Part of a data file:
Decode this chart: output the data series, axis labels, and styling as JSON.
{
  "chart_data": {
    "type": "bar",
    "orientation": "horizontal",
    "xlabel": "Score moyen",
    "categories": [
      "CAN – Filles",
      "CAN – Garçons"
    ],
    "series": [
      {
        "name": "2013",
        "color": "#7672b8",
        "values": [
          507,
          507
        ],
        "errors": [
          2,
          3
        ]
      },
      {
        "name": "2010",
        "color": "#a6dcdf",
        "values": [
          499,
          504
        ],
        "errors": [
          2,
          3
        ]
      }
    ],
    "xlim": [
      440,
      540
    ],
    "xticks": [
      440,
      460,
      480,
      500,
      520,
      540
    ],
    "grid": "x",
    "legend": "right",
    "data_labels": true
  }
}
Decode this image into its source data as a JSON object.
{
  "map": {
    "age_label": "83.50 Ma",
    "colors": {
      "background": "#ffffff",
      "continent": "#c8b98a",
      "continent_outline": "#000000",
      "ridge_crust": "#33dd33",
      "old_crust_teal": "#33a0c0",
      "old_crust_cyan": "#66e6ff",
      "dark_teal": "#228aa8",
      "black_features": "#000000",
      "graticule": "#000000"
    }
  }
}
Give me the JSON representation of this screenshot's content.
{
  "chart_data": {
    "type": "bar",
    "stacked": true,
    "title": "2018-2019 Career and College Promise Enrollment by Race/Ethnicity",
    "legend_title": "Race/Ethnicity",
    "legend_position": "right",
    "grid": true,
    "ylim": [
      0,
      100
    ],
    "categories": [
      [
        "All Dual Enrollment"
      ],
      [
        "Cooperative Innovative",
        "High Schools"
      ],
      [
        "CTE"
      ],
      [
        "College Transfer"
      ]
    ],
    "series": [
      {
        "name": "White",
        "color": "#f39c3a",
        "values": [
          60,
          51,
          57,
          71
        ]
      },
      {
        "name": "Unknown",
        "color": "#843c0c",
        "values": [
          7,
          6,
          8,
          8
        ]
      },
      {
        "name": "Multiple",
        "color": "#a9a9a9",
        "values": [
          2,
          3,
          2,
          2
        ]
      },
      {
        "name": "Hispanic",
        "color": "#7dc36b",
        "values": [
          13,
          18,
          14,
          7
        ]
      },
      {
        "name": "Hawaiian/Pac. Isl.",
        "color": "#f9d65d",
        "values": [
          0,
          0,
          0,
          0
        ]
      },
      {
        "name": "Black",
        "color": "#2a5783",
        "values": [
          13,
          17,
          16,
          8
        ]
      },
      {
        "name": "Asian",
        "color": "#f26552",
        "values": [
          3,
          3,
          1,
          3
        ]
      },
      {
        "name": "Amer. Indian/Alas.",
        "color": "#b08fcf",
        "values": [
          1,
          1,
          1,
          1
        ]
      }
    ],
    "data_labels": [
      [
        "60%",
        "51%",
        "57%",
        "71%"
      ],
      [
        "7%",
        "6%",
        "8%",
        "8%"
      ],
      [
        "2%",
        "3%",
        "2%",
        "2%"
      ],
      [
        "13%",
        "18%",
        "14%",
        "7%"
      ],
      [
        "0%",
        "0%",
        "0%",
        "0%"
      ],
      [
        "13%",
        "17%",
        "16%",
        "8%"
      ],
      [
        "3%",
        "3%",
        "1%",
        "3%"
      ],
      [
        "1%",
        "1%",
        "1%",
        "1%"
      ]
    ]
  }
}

Task>
Word for word, restate all of the data shown above.

Full answer>
Decode this chart: output the data series, axis labels, and styling as JSON.
{
  "chart_data": {
    "type": "bar",
    "orientation": "horizontal",
    "xlabel": "Score moyen",
    "categories": [
      "CAN – Filles",
      "CAN – Garçons"
    ],
    "series": [
      {
        "name": "2013",
        "color": "#7672b8",
        "values": [
          507,
          507
        ],
        "errors": [
          2,
          3
        ]
      },
      {
        "name": "2010",
        "color": "#a6dcdf",
        "values": [
          499,
          504
        ],
        "errors": [
          2,
          3
        ]
      }
    ],
    "xlim": [
      440,
      540
    ],
    "xticks": [
      440,
      460,
      480,
      500,
      520,
      540
    ],
    "grid": "x",
    "legend": "right",
    "data_labels": true
  }
}
Decode this image into its source data as a JSON object.
{
  "map": {
    "age_label": "83.50 Ma",
    "colors": {
      "background": "#ffffff",
      "continent": "#c8b98a",
      "continent_outline": "#000000",
      "ridge_crust": "#33dd33",
      "old_crust_teal": "#33a0c0",
      "old_crust_cyan": "#66e6ff",
      "dark_teal": "#228aa8",
      "black_features": "#000000",
      "graticule": "#000000"
    }
  }
}
Give me the JSON representation of this screenshot's content.
{
  "chart_data": {
    "type": "bar",
    "stacked": true,
    "title": "2018-2019 Career and College Promise Enrollment by Race/Ethnicity",
    "legend_title": "Race/Ethnicity",
    "legend_position": "right",
    "grid": true,
    "ylim": [
      0,
      100
    ],
    "categories": [
      [
        "All Dual Enrollment"
      ],
      [
        "Cooperative Innovative",
        "High Schools"
      ],
      [
        "CTE"
      ],
      [
        "College Transfer"
      ]
    ],
    "series": [
      {
        "name": "White",
        "color": "#f39c3a",
        "values": [
          60,
          51,
          57,
          71
        ]
      },
      {
        "name": "Unknown",
        "color": "#843c0c",
        "values": [
          7,
          6,
          8,
          8
        ]
      },
      {
        "name": "Multiple",
        "color": "#a9a9a9",
        "values": [
          2,
          3,
          2,
          2
        ]
      },
      {
        "name": "Hispanic",
        "color": "#7dc36b",
        "values": [
          13,
          18,
          14,
          7
        ]
      },
      {
        "name": "Hawaiian/Pac. Isl.",
        "color": "#f9d65d",
        "values": [
          0,
          0,
          0,
          0
        ]
      },
      {
        "name": "Black",
        "color": "#2a5783",
        "values": [
          13,
          17,
          16,
          8
        ]
      },
      {
        "name": "Asian",
        "color": "#f26552",
        "values": [
          3,
          3,
          1,
          3
        ]
      },
      {
        "name": "Amer. Indian/Alas.",
        "color": "#b08fcf",
        "values": [
          1,
          1,
          1,
          1
        ]
      }
    ],
    "data_labels": [
      [
        "60%",
        "51%",
        "57%",
        "71%"
      ],
      [
        "7%",
        "6%",
        "8%",
        "8%"
      ],
      [
        "2%",
        "3%",
        "2%",
        "2%"
      ],
      [
        "13%",
        "18%",
        "14%",
        "7%"
      ],
      [
        "0%",
        "0%",
        "0%",
        "0%"
      ],
      [
        "13%",
        "17%",
        "16%",
        "8%"
      ],
      [
        "3%",
        "3%",
        "1%",
        "3%"
      ],
      [
        "1%",
        "1%",
        "1%",
        "1%"
      ]
    ]
  }
}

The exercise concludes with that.